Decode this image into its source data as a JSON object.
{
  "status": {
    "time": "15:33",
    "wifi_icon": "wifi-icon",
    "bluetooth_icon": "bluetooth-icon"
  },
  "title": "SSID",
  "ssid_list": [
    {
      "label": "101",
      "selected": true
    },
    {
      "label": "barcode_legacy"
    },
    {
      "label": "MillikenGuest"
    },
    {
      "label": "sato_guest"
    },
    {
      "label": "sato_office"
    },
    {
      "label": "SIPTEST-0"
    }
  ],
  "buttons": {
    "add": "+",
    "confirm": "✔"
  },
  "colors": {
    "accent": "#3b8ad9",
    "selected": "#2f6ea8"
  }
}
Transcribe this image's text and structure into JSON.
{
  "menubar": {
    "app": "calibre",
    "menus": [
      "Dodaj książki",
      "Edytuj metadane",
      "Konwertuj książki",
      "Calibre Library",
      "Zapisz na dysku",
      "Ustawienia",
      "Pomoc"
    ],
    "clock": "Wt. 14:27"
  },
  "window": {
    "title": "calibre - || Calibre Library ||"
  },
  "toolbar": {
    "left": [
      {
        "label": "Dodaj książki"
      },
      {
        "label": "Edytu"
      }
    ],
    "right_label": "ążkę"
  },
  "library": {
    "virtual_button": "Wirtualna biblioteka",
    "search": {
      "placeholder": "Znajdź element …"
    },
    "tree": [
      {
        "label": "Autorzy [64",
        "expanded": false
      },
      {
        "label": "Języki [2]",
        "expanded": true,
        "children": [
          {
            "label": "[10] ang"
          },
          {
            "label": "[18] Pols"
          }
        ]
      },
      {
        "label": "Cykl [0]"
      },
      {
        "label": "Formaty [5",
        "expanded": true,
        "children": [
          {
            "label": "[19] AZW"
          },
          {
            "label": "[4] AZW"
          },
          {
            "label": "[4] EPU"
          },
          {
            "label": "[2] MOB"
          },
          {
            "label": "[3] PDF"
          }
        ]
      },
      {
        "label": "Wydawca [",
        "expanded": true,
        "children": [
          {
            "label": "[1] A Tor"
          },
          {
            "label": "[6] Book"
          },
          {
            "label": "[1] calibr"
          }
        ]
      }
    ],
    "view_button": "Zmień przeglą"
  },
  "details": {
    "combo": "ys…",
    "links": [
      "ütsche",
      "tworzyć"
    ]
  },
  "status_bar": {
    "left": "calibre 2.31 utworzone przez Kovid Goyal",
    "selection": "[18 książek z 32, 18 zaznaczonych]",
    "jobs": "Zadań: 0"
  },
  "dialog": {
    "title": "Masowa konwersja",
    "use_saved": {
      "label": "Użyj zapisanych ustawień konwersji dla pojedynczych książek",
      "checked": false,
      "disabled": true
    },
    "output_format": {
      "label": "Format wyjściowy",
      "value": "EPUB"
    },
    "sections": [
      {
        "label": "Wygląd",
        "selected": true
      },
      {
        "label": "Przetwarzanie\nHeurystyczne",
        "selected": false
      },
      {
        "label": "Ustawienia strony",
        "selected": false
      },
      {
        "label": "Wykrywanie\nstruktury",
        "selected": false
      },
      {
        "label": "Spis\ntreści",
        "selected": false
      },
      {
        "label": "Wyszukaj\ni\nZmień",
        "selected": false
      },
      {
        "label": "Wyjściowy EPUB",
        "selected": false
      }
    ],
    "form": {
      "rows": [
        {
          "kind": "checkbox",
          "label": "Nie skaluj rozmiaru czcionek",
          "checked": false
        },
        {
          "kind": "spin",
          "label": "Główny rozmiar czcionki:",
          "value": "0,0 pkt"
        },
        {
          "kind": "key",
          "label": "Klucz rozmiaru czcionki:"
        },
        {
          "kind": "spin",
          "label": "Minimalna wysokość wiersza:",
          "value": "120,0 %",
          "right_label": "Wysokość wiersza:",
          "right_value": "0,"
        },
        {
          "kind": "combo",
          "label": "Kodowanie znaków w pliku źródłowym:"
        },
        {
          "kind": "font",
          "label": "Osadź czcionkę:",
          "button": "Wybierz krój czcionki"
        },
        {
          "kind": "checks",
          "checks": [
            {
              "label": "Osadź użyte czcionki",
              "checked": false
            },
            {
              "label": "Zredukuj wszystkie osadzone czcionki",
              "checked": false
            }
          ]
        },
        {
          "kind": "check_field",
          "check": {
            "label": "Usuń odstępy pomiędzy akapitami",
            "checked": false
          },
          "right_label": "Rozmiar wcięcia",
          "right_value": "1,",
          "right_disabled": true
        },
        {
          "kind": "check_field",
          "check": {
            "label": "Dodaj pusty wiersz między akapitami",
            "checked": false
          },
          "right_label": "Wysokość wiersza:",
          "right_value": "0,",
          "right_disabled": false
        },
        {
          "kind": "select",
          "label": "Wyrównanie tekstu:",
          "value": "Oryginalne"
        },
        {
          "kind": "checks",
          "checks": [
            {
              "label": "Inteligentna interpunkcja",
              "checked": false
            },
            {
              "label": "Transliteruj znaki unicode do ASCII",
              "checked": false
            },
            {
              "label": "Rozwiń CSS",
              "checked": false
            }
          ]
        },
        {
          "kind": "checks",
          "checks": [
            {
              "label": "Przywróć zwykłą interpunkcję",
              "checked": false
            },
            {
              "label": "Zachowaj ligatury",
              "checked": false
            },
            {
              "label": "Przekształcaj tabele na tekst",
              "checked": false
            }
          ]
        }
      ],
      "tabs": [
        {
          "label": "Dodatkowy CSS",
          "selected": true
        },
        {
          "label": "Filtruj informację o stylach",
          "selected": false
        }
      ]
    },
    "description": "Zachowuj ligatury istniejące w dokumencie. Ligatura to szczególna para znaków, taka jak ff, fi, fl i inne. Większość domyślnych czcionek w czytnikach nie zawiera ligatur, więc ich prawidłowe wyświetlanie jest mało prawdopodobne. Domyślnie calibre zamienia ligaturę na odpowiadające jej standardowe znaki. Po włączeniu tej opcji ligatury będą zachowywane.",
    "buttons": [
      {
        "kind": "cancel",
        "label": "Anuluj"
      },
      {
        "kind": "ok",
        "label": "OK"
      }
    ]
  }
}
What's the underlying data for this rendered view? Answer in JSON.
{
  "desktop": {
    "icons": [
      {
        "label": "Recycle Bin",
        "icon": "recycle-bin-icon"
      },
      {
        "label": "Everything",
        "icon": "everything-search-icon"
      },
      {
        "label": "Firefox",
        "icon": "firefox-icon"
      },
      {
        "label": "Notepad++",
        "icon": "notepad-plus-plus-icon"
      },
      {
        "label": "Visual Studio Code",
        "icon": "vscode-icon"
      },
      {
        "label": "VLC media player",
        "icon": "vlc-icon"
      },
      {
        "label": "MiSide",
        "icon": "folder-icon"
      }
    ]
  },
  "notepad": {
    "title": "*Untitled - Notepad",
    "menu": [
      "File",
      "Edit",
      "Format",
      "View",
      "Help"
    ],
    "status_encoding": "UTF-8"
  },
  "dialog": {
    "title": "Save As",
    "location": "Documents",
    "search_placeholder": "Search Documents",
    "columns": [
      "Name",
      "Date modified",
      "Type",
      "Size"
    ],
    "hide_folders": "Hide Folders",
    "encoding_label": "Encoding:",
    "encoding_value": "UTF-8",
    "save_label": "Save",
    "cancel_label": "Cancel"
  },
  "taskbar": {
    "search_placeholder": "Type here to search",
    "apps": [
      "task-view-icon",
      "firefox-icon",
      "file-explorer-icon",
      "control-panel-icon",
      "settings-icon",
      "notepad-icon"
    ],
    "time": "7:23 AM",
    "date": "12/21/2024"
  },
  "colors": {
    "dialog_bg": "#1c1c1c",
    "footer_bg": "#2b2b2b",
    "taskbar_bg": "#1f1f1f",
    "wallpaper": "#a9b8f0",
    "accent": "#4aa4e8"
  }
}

§ §

Transcribe every record above exactly as it appears.

Decode this image into its source data as a JSON object.
{
  "status": {
    "time": "15:33",
    "wifi_icon": "wifi-icon",
    "bluetooth_icon": "bluetooth-icon"
  },
  "title": "SSID",
  "ssid_list": [
    {
      "label": "101",
      "selected": true
    },
    {
      "label": "barcode_legacy"
    },
    {
      "label": "MillikenGuest"
    },
    {
      "label": "sato_guest"
    },
    {
      "label": "sato_office"
    },
    {
      "label": "SIPTEST-0"
    }
  ],
  "buttons": {
    "add": "+",
    "confirm": "✔"
  },
  "colors": {
    "accent": "#3b8ad9",
    "selected": "#2f6ea8"
  }
}
Transcribe this image's text and structure into JSON.
{
  "menubar": {
    "app": "calibre",
    "menus": [
      "Dodaj książki",
      "Edytuj metadane",
      "Konwertuj książki",
      "Calibre Library",
      "Zapisz na dysku",
      "Ustawienia",
      "Pomoc"
    ],
    "clock": "Wt. 14:27"
  },
  "window": {
    "title": "calibre - || Calibre Library ||"
  },
  "toolbar": {
    "left": [
      {
        "label": "Dodaj książki"
      },
      {
        "label": "Edytu"
      }
    ],
    "right_label": "ążkę"
  },
  "library": {
    "virtual_button": "Wirtualna biblioteka",
    "search": {
      "placeholder": "Znajdź element …"
    },
    "tree": [
      {
        "label": "Autorzy [64",
        "expanded": false
      },
      {
        "label": "Języki [2]",
        "expanded": true,
        "children": [
          {
            "label": "[10] ang"
          },
          {
            "label": "[18] Pols"
          }
        ]
      },
      {
        "label": "Cykl [0]"
      },
      {
        "label": "Formaty [5",
        "expanded": true,
        "children": [
          {
            "label": "[19] AZW"
          },
          {
            "label": "[4] AZW"
          },
          {
            "label": "[4] EPU"
          },
          {
            "label": "[2] MOB"
          },
          {
            "label": "[3] PDF"
          }
        ]
      },
      {
        "label": "Wydawca [",
        "expanded": true,
        "children": [
          {
            "label": "[1] A Tor"
          },
          {
            "label": "[6] Book"
          },
          {
            "label": "[1] calibr"
          }
        ]
      }
    ],
    "view_button": "Zmień przeglą"
  },
  "details": {
    "combo": "ys…",
    "links": [
      "ütsche",
      "tworzyć"
    ]
  },
  "status_bar": {
    "left": "calibre 2.31 utworzone przez Kovid Goyal",
    "selection": "[18 książek z 32, 18 zaznaczonych]",
    "jobs": "Zadań: 0"
  },
  "dialog": {
    "title": "Masowa konwersja",
    "use_saved": {
      "label": "Użyj zapisanych ustawień konwersji dla pojedynczych książek",
      "checked": false,
      "disabled": true
    },
    "output_format": {
      "label": "Format wyjściowy",
      "value": "EPUB"
    },
    "sections": [
      {
        "label": "Wygląd",
        "selected": true
      },
      {
        "label": "Przetwarzanie\nHeurystyczne",
        "selected": false
      },
      {
        "label": "Ustawienia strony",
        "selected": false
      },
      {
        "label": "Wykrywanie\nstruktury",
        "selected": false
      },
      {
        "label": "Spis\ntreści",
        "selected": false
      },
      {
        "label": "Wyszukaj\ni\nZmień",
        "selected": false
      },
      {
        "label": "Wyjściowy EPUB",
        "selected": false
      }
    ],
    "form": {
      "rows": [
        {
          "kind": "checkbox",
          "label": "Nie skaluj rozmiaru czcionek",
          "checked": false
        },
        {
          "kind": "spin",
          "label": "Główny rozmiar czcionki:",
          "value": "0,0 pkt"
        },
        {
          "kind": "key",
          "label": "Klucz rozmiaru czcionki:"
        },
        {
          "kind": "spin",
          "label": "Minimalna wysokość wiersza:",
          "value": "120,0 %",
          "right_label": "Wysokość wiersza:",
          "right_value": "0,"
        },
        {
          "kind": "combo",
          "label": "Kodowanie znaków w pliku źródłowym:"
        },
        {
          "kind": "font",
          "label": "Osadź czcionkę:",
          "button": "Wybierz krój czcionki"
        },
        {
          "kind": "checks",
          "checks": [
            {
              "label": "Osadź użyte czcionki",
              "checked": false
            },
            {
              "label": "Zredukuj wszystkie osadzone czcionki",
              "checked": false
            }
          ]
        },
        {
          "kind": "check_field",
          "check": {
            "label": "Usuń odstępy pomiędzy akapitami",
            "checked": false
          },
          "right_label": "Rozmiar wcięcia",
          "right_value": "1,",
          "right_disabled": true
        },
        {
          "kind": "check_field",
          "check": {
            "label": "Dodaj pusty wiersz między akapitami",
            "checked": false
          },
          "right_label": "Wysokość wiersza:",
          "right_value": "0,",
          "right_disabled": false
        },
        {
          "kind": "select",
          "label": "Wyrównanie tekstu:",
          "value": "Oryginalne"
        },
        {
          "kind": "checks",
          "checks": [
            {
              "label": "Inteligentna interpunkcja",
              "checked": false
            },
            {
              "label": "Transliteruj znaki unicode do ASCII",
              "checked": false
            },
            {
              "label": "Rozwiń CSS",
              "checked": false
            }
          ]
        },
        {
          "kind": "checks",
          "checks": [
            {
              "label": "Przywróć zwykłą interpunkcję",
              "checked": false
            },
            {
              "label": "Zachowaj ligatury",
              "checked": false
            },
            {
              "label": "Przekształcaj tabele na tekst",
              "checked": false
            }
          ]
        }
      ],
      "tabs": [
        {
          "label": "Dodatkowy CSS",
          "selected": true
        },
        {
          "label": "Filtruj informację o stylach",
          "selected": false
        }
      ]
    },
    "description": "Zachowuj ligatury istniejące w dokumencie. Ligatura to szczególna para znaków, taka jak ff, fi, fl i inne. Większość domyślnych czcionek w czytnikach nie zawiera ligatur, więc ich prawidłowe wyświetlanie jest mało prawdopodobne. Domyślnie calibre zamienia ligaturę na odpowiadające jej standardowe znaki. Po włączeniu tej opcji ligatury będą zachowywane.",
    "buttons": [
      {
        "kind": "cancel",
        "label": "Anuluj"
      },
      {
        "kind": "ok",
        "label": "OK"
      }
    ]
  }
}
What's the underlying data for this rendered view? Answer in JSON.
{
  "desktop": {
    "icons": [
      {
        "label": "Recycle Bin",
        "icon": "recycle-bin-icon"
      },
      {
        "label": "Everything",
        "icon": "everything-search-icon"
      },
      {
        "label": "Firefox",
        "icon": "firefox-icon"
      },
      {
        "label": "Notepad++",
        "icon": "notepad-plus-plus-icon"
      },
      {
        "label": "Visual Studio Code",
        "icon": "vscode-icon"
      },
      {
        "label": "VLC media player",
        "icon": "vlc-icon"
      },
      {
        "label": "MiSide",
        "icon": "folder-icon"
      }
    ]
  },
  "notepad": {
    "title": "*Untitled - Notepad",
    "menu": [
      "File",
      "Edit",
      "Format",
      "View",
      "Help"
    ],
    "status_encoding": "UTF-8"
  },
  "dialog": {
    "title": "Save As",
    "location": "Documents",
    "search_placeholder": "Search Documents",
    "columns": [
      "Name",
      "Date modified",
      "Type",
      "Size"
    ],
    "hide_folders": "Hide Folders",
    "encoding_label": "Encoding:",
    "encoding_value": "UTF-8",
    "save_label": "Save",
    "cancel_label": "Cancel"
  },
  "taskbar": {
    "search_placeholder": "Type here to search",
    "apps": [
      "task-view-icon",
      "firefox-icon",
      "file-explorer-icon",
      "control-panel-icon",
      "settings-icon",
      "notepad-icon"
    ],
    "time": "7:23 AM",
    "date": "12/21/2024"
  },
  "colors": {
    "dialog_bg": "#1c1c1c",
    "footer_bg": "#2b2b2b",
    "taskbar_bg": "#1f1f1f",
    "wallpaper": "#a9b8f0",
    "accent": "#4aa4e8"
  }
}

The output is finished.